(Written exercise) Can you transcribe the data exactly? Leave the pictures out.

Data extracted from a collection:
— Begin —

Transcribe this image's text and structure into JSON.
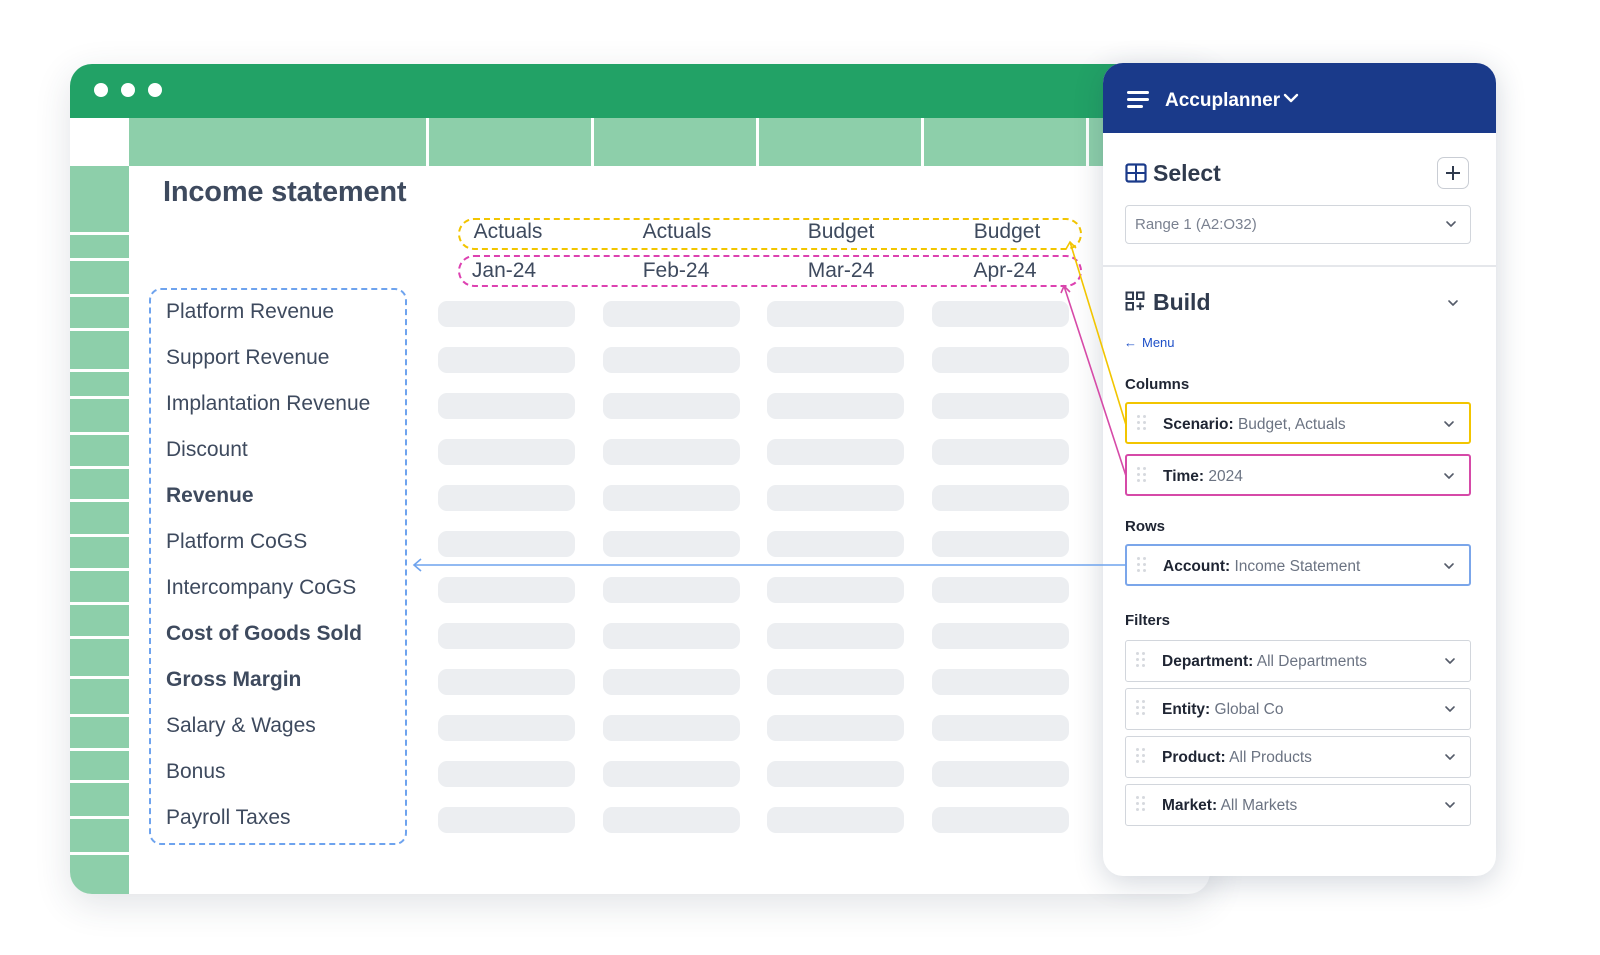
{
  "window": {
    "controls": [
      "close-dot",
      "minimize-dot",
      "maximize-dot"
    ]
  },
  "sheet": {
    "title": "Income statement",
    "columns": [
      {
        "scenario": "Actuals",
        "period": "Jan-24"
      },
      {
        "scenario": "Actuals",
        "period": "Feb-24"
      },
      {
        "scenario": "Budget",
        "period": "Mar-24"
      },
      {
        "scenario": "Budget",
        "period": "Apr-24"
      }
    ],
    "rows": [
      {
        "label": "Platform Revenue",
        "bold": false
      },
      {
        "label": "Support Revenue",
        "bold": false
      },
      {
        "label": "Implantation Revenue",
        "bold": false
      },
      {
        "label": "Discount",
        "bold": false
      },
      {
        "label": "Revenue",
        "bold": true
      },
      {
        "label": "Platform CoGS",
        "bold": false
      },
      {
        "label": "Intercompany CoGS",
        "bold": false
      },
      {
        "label": "Cost of Goods Sold",
        "bold": true
      },
      {
        "label": "Gross Margin",
        "bold": true
      },
      {
        "label": "Salary & Wages",
        "bold": false
      },
      {
        "label": "Bonus",
        "bold": false
      },
      {
        "label": "Payroll Taxes",
        "bold": false
      }
    ]
  },
  "panel": {
    "app_name": "Accuplanner",
    "select": {
      "title": "Select",
      "range_value": "Range 1 (A2:O32)"
    },
    "build": {
      "title": "Build",
      "menu_link": "Menu",
      "columns_label": "Columns",
      "rows_label": "Rows",
      "filters_label": "Filters",
      "columns": [
        {
          "key": "Scenario:",
          "value": " Budget, Actuals",
          "accent": "yellow"
        },
        {
          "key": "Time:",
          "value": " 2024",
          "accent": "pink"
        }
      ],
      "rows": [
        {
          "key": "Account:",
          "value": " Income Statement",
          "accent": "blue"
        }
      ],
      "filters": [
        {
          "key": "Department:",
          "value": " All Departments"
        },
        {
          "key": "Entity:",
          "value": " Global Co"
        },
        {
          "key": "Product:",
          "value": " All Products"
        },
        {
          "key": "Market:",
          "value": " All Markets"
        }
      ]
    }
  },
  "colors": {
    "titlebar_green": "#22a266",
    "grid_green": "#8dcfaa",
    "panel_navy": "#1a3a8a",
    "scenario_yellow": "#f2c500",
    "time_pink": "#dd41b1",
    "account_blue": "#6ea3ee"
  }
}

— End —

(The solution)
Transcribe this image's text and structure into JSON.
{
  "window": {
    "controls": [
      "close-dot",
      "minimize-dot",
      "maximize-dot"
    ]
  },
  "sheet": {
    "title": "Income statement",
    "columns": [
      {
        "scenario": "Actuals",
        "period": "Jan-24"
      },
      {
        "scenario": "Actuals",
        "period": "Feb-24"
      },
      {
        "scenario": "Budget",
        "period": "Mar-24"
      },
      {
        "scenario": "Budget",
        "period": "Apr-24"
      }
    ],
    "rows": [
      {
        "label": "Platform Revenue",
        "bold": false
      },
      {
        "label": "Support Revenue",
        "bold": false
      },
      {
        "label": "Implantation Revenue",
        "bold": false
      },
      {
        "label": "Discount",
        "bold": false
      },
      {
        "label": "Revenue",
        "bold": true
      },
      {
        "label": "Platform CoGS",
        "bold": false
      },
      {
        "label": "Intercompany CoGS",
        "bold": false
      },
      {
        "label": "Cost of Goods Sold",
        "bold": true
      },
      {
        "label": "Gross Margin",
        "bold": true
      },
      {
        "label": "Salary & Wages",
        "bold": false
      },
      {
        "label": "Bonus",
        "bold": false
      },
      {
        "label": "Payroll Taxes",
        "bold": false
      }
    ]
  },
  "panel": {
    "app_name": "Accuplanner",
    "select": {
      "title": "Select",
      "range_value": "Range 1 (A2:O32)"
    },
    "build": {
      "title": "Build",
      "menu_link": "Menu",
      "columns_label": "Columns",
      "rows_label": "Rows",
      "filters_label": "Filters",
      "columns": [
        {
          "key": "Scenario:",
          "value": " Budget, Actuals",
          "accent": "yellow"
        },
        {
          "key": "Time:",
          "value": " 2024",
          "accent": "pink"
        }
      ],
      "rows": [
        {
          "key": "Account:",
          "value": " Income Statement",
          "accent": "blue"
        }
      ],
      "filters": [
        {
          "key": "Department:",
          "value": " All Departments"
        },
        {
          "key": "Entity:",
          "value": " Global Co"
        },
        {
          "key": "Product:",
          "value": " All Products"
        },
        {
          "key": "Market:",
          "value": " All Markets"
        }
      ]
    }
  },
  "colors": {
    "titlebar_green": "#22a266",
    "grid_green": "#8dcfaa",
    "panel_navy": "#1a3a8a",
    "scenario_yellow": "#f2c500",
    "time_pink": "#dd41b1",
    "account_blue": "#6ea3ee"
  }
}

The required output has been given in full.